### SHORT TASK
Reply with only the number of lines that contain the string "shān".

### STORED ROWS
START
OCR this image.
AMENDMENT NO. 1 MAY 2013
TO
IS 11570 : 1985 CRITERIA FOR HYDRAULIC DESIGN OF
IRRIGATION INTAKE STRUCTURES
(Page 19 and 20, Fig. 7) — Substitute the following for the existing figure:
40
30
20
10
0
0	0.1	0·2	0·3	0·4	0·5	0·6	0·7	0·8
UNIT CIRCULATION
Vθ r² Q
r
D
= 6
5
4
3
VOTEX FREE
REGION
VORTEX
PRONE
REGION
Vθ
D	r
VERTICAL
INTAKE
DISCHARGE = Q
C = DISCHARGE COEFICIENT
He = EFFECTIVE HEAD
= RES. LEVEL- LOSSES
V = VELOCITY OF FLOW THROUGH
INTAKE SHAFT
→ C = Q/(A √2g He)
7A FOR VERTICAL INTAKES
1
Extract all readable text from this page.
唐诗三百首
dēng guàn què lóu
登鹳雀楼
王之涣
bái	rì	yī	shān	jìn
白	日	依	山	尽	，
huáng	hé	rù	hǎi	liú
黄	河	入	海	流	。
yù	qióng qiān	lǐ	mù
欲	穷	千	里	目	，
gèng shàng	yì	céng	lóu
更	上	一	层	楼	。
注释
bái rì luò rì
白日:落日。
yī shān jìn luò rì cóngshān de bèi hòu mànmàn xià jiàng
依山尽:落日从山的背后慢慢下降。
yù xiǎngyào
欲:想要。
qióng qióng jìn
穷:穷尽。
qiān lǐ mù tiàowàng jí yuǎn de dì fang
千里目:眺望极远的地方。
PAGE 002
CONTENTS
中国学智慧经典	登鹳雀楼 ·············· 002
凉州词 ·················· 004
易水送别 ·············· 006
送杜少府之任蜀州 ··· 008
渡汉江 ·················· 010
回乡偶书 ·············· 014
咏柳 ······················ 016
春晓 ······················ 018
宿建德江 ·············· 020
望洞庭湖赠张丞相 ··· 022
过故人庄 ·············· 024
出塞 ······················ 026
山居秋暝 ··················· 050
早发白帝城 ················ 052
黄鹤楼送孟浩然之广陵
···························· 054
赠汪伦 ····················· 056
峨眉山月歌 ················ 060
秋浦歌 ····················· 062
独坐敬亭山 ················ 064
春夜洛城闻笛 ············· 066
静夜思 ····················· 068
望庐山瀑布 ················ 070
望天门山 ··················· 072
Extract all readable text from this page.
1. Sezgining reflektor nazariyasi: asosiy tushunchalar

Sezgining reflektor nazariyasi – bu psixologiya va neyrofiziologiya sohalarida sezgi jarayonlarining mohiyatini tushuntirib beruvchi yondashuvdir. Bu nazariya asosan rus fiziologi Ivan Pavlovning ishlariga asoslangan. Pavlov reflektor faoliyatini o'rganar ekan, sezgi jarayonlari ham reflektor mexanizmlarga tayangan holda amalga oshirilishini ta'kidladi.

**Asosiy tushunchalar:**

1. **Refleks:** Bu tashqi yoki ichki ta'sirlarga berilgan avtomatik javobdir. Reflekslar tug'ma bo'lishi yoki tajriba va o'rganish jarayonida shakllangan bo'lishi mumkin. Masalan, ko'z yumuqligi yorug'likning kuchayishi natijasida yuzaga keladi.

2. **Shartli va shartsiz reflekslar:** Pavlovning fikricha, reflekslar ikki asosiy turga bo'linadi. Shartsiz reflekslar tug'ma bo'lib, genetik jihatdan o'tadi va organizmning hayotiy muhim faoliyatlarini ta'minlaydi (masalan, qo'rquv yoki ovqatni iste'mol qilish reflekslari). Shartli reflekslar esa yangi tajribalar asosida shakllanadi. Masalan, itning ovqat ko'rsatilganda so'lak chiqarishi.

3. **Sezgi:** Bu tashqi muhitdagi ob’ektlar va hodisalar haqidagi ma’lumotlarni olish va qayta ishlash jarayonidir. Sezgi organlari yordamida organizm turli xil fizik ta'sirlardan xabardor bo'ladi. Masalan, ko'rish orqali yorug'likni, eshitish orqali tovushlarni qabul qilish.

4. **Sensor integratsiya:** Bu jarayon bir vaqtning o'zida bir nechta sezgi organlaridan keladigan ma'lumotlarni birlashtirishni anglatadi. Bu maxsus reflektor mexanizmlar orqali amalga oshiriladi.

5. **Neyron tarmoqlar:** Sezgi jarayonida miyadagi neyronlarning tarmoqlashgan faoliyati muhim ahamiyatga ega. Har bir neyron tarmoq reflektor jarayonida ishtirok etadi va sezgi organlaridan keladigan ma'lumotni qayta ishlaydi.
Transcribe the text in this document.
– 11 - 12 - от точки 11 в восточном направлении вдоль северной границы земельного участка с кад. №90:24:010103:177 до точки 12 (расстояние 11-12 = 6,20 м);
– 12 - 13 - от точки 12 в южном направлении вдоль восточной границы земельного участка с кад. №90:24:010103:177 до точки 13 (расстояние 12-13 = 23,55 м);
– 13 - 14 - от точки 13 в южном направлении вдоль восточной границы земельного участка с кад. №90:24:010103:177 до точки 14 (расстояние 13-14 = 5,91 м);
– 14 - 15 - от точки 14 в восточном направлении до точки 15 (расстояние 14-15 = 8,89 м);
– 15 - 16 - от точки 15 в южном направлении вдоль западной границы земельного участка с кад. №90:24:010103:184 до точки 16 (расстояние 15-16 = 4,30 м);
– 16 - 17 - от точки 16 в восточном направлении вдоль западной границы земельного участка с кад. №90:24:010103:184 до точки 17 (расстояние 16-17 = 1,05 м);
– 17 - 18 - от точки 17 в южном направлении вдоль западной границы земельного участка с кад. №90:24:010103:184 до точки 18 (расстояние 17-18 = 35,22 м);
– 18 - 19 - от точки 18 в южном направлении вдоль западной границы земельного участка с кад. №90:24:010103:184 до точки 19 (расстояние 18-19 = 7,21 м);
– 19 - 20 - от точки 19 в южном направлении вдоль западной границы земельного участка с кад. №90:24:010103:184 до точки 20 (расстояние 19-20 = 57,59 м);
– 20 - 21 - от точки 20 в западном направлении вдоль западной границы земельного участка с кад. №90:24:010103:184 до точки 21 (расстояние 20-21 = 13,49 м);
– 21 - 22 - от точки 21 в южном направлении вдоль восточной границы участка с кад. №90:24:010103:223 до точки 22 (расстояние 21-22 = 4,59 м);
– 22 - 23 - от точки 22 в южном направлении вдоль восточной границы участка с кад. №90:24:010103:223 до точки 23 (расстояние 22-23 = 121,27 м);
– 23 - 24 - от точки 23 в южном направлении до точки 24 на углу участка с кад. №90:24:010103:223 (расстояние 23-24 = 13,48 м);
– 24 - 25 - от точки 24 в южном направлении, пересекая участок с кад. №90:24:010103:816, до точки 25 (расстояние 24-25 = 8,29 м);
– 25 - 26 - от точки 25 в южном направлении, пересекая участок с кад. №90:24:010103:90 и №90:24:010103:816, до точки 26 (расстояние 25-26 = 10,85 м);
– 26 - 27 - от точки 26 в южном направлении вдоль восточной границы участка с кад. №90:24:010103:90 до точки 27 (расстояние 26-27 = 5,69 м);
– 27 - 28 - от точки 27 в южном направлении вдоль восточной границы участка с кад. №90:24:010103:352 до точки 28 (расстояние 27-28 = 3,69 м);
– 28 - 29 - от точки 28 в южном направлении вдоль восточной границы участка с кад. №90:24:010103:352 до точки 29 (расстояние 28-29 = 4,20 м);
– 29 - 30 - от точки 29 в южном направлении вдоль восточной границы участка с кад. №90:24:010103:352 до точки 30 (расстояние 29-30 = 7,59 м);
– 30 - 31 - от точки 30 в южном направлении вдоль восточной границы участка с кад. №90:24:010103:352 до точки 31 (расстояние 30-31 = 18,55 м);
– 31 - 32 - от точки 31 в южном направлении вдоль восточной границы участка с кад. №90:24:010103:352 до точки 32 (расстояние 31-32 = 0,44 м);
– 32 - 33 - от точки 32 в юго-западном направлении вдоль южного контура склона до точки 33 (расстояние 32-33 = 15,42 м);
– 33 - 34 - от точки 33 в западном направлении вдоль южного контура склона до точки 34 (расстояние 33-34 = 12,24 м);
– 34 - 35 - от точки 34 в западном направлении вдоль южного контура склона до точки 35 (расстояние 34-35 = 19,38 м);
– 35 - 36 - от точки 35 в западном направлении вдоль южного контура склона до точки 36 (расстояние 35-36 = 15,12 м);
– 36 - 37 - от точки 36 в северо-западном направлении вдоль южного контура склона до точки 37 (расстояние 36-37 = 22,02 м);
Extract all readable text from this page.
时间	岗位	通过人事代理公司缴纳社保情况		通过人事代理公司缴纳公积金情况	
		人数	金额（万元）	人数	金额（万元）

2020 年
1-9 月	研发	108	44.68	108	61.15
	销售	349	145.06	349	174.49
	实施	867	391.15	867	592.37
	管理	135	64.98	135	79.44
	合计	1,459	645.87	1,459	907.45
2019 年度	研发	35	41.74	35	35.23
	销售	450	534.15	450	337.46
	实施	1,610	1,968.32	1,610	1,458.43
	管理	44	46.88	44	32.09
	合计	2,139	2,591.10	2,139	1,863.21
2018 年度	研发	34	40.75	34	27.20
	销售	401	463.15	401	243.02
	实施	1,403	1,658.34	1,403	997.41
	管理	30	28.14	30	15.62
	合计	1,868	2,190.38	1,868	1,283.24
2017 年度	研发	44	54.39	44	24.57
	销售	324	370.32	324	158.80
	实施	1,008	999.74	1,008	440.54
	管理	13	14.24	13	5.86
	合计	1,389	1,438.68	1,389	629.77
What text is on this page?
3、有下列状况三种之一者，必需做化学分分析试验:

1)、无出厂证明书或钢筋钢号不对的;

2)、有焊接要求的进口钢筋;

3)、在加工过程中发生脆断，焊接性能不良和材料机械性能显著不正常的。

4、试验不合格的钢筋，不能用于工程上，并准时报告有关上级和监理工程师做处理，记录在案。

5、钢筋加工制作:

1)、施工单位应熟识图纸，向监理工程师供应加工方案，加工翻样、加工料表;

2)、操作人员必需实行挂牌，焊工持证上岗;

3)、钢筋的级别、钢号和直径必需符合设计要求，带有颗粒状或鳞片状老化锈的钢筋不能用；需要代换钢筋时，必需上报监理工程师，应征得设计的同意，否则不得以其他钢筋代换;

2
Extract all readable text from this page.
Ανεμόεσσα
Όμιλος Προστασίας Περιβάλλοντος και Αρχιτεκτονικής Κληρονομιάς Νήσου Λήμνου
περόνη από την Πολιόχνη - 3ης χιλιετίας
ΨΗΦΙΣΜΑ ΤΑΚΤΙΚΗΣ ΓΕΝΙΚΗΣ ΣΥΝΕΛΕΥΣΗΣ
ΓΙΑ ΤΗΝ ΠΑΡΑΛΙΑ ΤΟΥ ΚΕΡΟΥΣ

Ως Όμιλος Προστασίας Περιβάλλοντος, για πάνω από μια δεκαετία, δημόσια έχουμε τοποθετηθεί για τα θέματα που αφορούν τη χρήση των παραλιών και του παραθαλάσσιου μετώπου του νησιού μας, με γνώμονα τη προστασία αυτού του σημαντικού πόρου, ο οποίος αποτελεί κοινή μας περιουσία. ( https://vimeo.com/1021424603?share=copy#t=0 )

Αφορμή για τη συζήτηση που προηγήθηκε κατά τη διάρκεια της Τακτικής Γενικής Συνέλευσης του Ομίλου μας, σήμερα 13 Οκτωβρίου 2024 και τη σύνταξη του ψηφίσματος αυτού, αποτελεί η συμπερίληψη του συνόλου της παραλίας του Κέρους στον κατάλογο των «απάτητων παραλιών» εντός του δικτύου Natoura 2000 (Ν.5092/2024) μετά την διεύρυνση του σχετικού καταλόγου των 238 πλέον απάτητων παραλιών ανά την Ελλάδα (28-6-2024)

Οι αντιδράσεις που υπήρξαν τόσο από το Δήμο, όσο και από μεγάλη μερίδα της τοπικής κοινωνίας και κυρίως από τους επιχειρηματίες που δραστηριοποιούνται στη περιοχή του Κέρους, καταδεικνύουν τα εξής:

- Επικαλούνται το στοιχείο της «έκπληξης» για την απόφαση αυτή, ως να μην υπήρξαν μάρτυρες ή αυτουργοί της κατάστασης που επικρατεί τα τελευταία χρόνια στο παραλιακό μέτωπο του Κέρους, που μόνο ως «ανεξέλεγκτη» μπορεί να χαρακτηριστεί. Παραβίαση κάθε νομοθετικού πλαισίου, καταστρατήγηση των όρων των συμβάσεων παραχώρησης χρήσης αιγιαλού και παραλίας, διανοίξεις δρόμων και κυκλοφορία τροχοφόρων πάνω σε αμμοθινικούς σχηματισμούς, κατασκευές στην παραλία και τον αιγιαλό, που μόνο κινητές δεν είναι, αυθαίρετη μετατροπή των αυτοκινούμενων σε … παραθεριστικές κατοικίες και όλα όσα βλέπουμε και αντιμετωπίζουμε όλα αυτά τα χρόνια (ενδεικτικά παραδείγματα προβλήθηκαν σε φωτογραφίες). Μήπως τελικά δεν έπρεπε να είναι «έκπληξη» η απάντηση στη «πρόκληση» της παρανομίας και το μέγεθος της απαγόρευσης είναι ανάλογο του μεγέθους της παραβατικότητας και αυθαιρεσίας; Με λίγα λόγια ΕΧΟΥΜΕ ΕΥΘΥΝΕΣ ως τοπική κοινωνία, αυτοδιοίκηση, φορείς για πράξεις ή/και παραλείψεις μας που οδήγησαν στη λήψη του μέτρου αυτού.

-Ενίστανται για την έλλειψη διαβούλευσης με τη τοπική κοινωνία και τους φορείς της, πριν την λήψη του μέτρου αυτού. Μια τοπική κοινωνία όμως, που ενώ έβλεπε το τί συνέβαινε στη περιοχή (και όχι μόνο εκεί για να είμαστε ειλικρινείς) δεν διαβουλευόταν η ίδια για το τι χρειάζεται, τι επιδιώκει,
END
### ANSWER TO THE EXERCISE
2